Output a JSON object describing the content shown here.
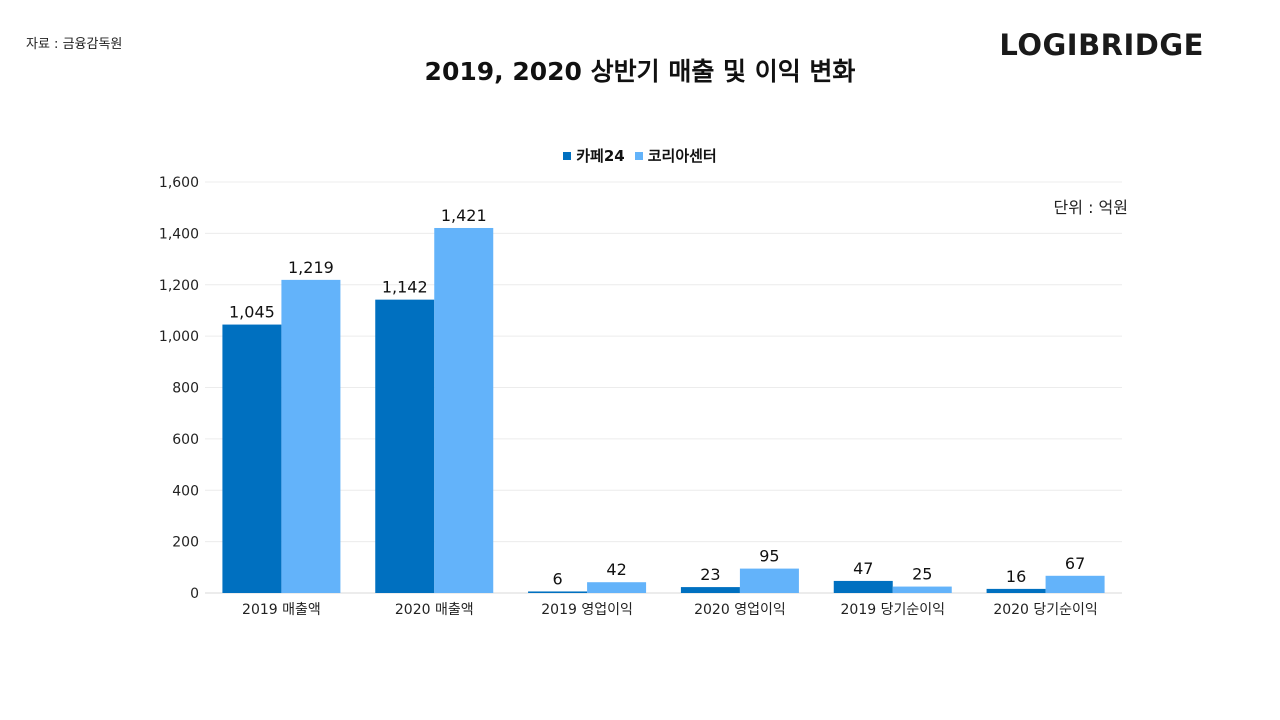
{
  "source_label": "자료 : 금융감독원",
  "brand": "LOGIBRIDGE",
  "unit_label": "단위 : 억원",
  "colors": {
    "series1": "#0070C0",
    "series2": "#63B3FA",
    "grid": "#ececec",
    "axis": "#d9d9d9"
  },
  "chart_data": {
    "type": "bar",
    "title": "2019, 2020 상반기 매출 및 이익 변화",
    "categories": [
      "2019 매출액",
      "2020 매출액",
      "2019 영업이익",
      "2020 영업이익",
      "2019 당기순이익",
      "2020 당기순이익"
    ],
    "series": [
      {
        "name": "카페24",
        "values": [
          1045,
          1142,
          6,
          23,
          47,
          16
        ]
      },
      {
        "name": "코리아센터",
        "values": [
          1219,
          1421,
          42,
          95,
          25,
          67
        ]
      }
    ],
    "yticks": [
      "0",
      "200",
      "400",
      "600",
      "800",
      "1,000",
      "1,200",
      "1,400",
      "1,600"
    ],
    "ylim": [
      0,
      1600
    ],
    "legend_position": "top",
    "xlabel": "",
    "ylabel": ""
  }
}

## WRITTEN INSTRUCTION
Except for the pictures, reproduce every line exactly.

## EXERCISE ANSWER
Output a JSON object describing the content shown here.
{
  "source_label": "자료 : 금융감독원",
  "brand": "LOGIBRIDGE",
  "unit_label": "단위 : 억원",
  "colors": {
    "series1": "#0070C0",
    "series2": "#63B3FA",
    "grid": "#ececec",
    "axis": "#d9d9d9"
  },
  "chart_data": {
    "type": "bar",
    "title": "2019, 2020 상반기 매출 및 이익 변화",
    "categories": [
      "2019 매출액",
      "2020 매출액",
      "2019 영업이익",
      "2020 영업이익",
      "2019 당기순이익",
      "2020 당기순이익"
    ],
    "series": [
      {
        "name": "카페24",
        "values": [
          1045,
          1142,
          6,
          23,
          47,
          16
        ]
      },
      {
        "name": "코리아센터",
        "values": [
          1219,
          1421,
          42,
          95,
          25,
          67
        ]
      }
    ],
    "yticks": [
      "0",
      "200",
      "400",
      "600",
      "800",
      "1,000",
      "1,200",
      "1,400",
      "1,600"
    ],
    "ylim": [
      0,
      1600
    ],
    "legend_position": "top",
    "xlabel": "",
    "ylabel": ""
  }
}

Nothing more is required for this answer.